:: EXTRACTED MATERIAL ::

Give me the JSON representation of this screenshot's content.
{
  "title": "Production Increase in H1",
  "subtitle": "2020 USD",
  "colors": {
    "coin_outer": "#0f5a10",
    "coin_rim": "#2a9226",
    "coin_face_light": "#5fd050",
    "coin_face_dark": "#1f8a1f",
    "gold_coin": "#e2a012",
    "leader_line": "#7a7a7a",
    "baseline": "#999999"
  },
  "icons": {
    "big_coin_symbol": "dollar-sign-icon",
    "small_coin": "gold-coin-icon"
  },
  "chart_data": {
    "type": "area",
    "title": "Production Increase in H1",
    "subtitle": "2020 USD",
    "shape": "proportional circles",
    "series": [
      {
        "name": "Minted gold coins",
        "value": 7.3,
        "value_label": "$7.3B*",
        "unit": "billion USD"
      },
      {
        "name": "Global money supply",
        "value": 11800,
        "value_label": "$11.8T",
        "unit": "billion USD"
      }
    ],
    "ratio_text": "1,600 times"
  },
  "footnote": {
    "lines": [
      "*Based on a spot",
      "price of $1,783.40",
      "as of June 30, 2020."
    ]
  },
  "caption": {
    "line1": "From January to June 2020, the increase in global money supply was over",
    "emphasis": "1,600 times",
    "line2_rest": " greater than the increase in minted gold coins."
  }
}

:::

**PROBLEM DETAILS**
Extract the full listing and reproduce each line exactly.

**RESPONSE**
Give me the JSON representation of this screenshot's content.
{
  "title": "Production Increase in H1",
  "subtitle": "2020 USD",
  "colors": {
    "coin_outer": "#0f5a10",
    "coin_rim": "#2a9226",
    "coin_face_light": "#5fd050",
    "coin_face_dark": "#1f8a1f",
    "gold_coin": "#e2a012",
    "leader_line": "#7a7a7a",
    "baseline": "#999999"
  },
  "icons": {
    "big_coin_symbol": "dollar-sign-icon",
    "small_coin": "gold-coin-icon"
  },
  "chart_data": {
    "type": "area",
    "title": "Production Increase in H1",
    "subtitle": "2020 USD",
    "shape": "proportional circles",
    "series": [
      {
        "name": "Minted gold coins",
        "value": 7.3,
        "value_label": "$7.3B*",
        "unit": "billion USD"
      },
      {
        "name": "Global money supply",
        "value": 11800,
        "value_label": "$11.8T",
        "unit": "billion USD"
      }
    ],
    "ratio_text": "1,600 times"
  },
  "footnote": {
    "lines": [
      "*Based on a spot",
      "price of $1,783.40",
      "as of June 30, 2020."
    ]
  },
  "caption": {
    "line1": "From January to June 2020, the increase in global money supply was over",
    "emphasis": "1,600 times",
    "line2_rest": " greater than the increase in minted gold coins."
  }
}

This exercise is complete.